((

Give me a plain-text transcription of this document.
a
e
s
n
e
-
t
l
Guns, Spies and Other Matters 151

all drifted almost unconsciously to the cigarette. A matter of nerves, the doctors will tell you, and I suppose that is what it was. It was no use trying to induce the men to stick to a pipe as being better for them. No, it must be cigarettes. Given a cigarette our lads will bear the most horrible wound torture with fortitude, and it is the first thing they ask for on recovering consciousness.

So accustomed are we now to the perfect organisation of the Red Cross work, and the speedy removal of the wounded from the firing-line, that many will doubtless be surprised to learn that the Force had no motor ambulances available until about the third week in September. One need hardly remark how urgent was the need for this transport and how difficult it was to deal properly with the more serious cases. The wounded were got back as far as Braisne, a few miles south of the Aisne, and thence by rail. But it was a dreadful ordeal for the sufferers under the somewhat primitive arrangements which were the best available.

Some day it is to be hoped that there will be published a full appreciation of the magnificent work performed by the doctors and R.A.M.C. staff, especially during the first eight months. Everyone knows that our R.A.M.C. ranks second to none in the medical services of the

))

From the listing, tally every line with the word "that" in it and give only the tally.

## [Response to this exercise]
3